**SHORT TASK**
Can you print every record below exactly as written?

Items from a data source:
┄┄┄┄┄┄┄┄┄┄
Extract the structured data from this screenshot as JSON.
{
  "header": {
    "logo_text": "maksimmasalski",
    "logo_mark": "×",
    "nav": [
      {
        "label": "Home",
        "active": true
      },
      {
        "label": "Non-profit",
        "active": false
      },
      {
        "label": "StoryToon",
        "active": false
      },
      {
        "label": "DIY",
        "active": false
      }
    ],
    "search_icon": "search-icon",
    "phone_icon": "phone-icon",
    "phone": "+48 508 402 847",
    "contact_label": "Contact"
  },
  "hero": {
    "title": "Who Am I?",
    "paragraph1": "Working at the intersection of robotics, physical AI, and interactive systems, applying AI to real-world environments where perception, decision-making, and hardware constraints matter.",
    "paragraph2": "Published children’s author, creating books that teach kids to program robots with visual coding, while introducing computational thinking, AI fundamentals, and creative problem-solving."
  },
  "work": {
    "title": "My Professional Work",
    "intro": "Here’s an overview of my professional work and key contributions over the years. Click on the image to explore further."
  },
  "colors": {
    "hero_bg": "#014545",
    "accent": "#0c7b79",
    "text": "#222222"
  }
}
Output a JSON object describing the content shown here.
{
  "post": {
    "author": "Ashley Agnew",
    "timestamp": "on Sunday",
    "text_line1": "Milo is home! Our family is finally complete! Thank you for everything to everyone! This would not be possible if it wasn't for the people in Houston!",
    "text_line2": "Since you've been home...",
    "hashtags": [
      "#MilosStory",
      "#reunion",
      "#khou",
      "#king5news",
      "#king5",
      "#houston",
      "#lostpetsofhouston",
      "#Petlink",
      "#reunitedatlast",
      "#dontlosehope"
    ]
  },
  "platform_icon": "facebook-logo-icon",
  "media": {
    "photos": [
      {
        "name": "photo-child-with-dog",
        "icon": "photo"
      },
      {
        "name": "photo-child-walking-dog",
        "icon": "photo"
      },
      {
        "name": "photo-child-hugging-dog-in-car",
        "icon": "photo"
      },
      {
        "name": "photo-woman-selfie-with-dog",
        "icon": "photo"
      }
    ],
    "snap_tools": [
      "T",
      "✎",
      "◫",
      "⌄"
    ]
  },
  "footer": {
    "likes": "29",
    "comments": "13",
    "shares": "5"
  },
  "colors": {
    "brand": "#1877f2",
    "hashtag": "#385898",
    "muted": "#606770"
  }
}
┄┄┄┄┄┄┄┄┄┄
**EXERCISE OUTPUT**
Extract the structured data from this screenshot as JSON.
{
  "header": {
    "logo_text": "maksimmasalski",
    "logo_mark": "×",
    "nav": [
      {
        "label": "Home",
        "active": true
      },
      {
        "label": "Non-profit",
        "active": false
      },
      {
        "label": "StoryToon",
        "active": false
      },
      {
        "label": "DIY",
        "active": false
      }
    ],
    "search_icon": "search-icon",
    "phone_icon": "phone-icon",
    "phone": "+48 508 402 847",
    "contact_label": "Contact"
  },
  "hero": {
    "title": "Who Am I?",
    "paragraph1": "Working at the intersection of robotics, physical AI, and interactive systems, applying AI to real-world environments where perception, decision-making, and hardware constraints matter.",
    "paragraph2": "Published children’s author, creating books that teach kids to program robots with visual coding, while introducing computational thinking, AI fundamentals, and creative problem-solving."
  },
  "work": {
    "title": "My Professional Work",
    "intro": "Here’s an overview of my professional work and key contributions over the years. Click on the image to explore further."
  },
  "colors": {
    "hero_bg": "#014545",
    "accent": "#0c7b79",
    "text": "#222222"
  }
}
Output a JSON object describing the content shown here.
{
  "post": {
    "author": "Ashley Agnew",
    "timestamp": "on Sunday",
    "text_line1": "Milo is home! Our family is finally complete! Thank you for everything to everyone! This would not be possible if it wasn't for the people in Houston!",
    "text_line2": "Since you've been home...",
    "hashtags": [
      "#MilosStory",
      "#reunion",
      "#khou",
      "#king5news",
      "#king5",
      "#houston",
      "#lostpetsofhouston",
      "#Petlink",
      "#reunitedatlast",
      "#dontlosehope"
    ]
  },
  "platform_icon": "facebook-logo-icon",
  "media": {
    "photos": [
      {
        "name": "photo-child-with-dog",
        "icon": "photo"
      },
      {
        "name": "photo-child-walking-dog",
        "icon": "photo"
      },
      {
        "name": "photo-child-hugging-dog-in-car",
        "icon": "photo"
      },
      {
        "name": "photo-woman-selfie-with-dog",
        "icon": "photo"
      }
    ],
    "snap_tools": [
      "T",
      "✎",
      "◫",
      "⌄"
    ]
  },
  "footer": {
    "likes": "29",
    "comments": "13",
    "shares": "5"
  },
  "colors": {
    "brand": "#1877f2",
    "hashtag": "#385898",
    "muted": "#606770"
  }
}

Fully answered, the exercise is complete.